Directive: Copy out all of the data exactly as it appears.

Items:
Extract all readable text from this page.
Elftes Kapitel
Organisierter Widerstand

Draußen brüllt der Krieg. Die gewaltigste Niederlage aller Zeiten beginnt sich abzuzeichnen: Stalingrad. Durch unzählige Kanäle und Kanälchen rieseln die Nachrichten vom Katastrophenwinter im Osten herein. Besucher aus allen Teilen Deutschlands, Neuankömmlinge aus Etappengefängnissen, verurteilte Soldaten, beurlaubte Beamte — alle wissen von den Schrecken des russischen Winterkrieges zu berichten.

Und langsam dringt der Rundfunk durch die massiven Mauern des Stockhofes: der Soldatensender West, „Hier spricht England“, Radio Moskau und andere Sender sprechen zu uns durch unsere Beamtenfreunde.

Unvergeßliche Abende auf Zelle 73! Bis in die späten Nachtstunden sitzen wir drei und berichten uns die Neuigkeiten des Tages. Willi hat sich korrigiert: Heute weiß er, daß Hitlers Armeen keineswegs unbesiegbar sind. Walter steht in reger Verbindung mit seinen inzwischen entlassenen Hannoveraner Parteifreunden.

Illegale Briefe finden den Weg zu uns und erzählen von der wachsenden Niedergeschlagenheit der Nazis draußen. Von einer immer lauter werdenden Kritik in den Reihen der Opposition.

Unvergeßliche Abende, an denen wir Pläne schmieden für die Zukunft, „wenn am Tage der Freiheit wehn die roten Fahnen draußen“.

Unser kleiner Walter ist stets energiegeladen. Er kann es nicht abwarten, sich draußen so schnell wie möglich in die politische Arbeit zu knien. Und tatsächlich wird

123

Exercise answer:
Extract all readable text from this page.
Elftes Kapitel
Organisierter Widerstand

Draußen brüllt der Krieg. Die gewaltigste Niederlage aller Zeiten beginnt sich abzuzeichnen: Stalingrad. Durch unzählige Kanäle und Kanälchen rieseln die Nachrichten vom Katastrophenwinter im Osten herein. Besucher aus allen Teilen Deutschlands, Neuankömmlinge aus Etappengefängnissen, verurteilte Soldaten, beurlaubte Beamte — alle wissen von den Schrecken des russischen Winterkrieges zu berichten.

Und langsam dringt der Rundfunk durch die massiven Mauern des Stockhofes: der Soldatensender West, „Hier spricht England“, Radio Moskau und andere Sender sprechen zu uns durch unsere Beamtenfreunde.

Unvergeßliche Abende auf Zelle 73! Bis in die späten Nachtstunden sitzen wir drei und berichten uns die Neuigkeiten des Tages. Willi hat sich korrigiert: Heute weiß er, daß Hitlers Armeen keineswegs unbesiegbar sind. Walter steht in reger Verbindung mit seinen inzwischen entlassenen Hannoveraner Parteifreunden.

Illegale Briefe finden den Weg zu uns und erzählen von der wachsenden Niedergeschlagenheit der Nazis draußen. Von einer immer lauter werdenden Kritik in den Reihen der Opposition.

Unvergeßliche Abende, an denen wir Pläne schmieden für die Zukunft, „wenn am Tage der Freiheit wehn die roten Fahnen draußen“.

Unser kleiner Walter ist stets energiegeladen. Er kann es nicht abwarten, sich draußen so schnell wie möglich in die politische Arbeit zu knien. Und tatsächlich wird

123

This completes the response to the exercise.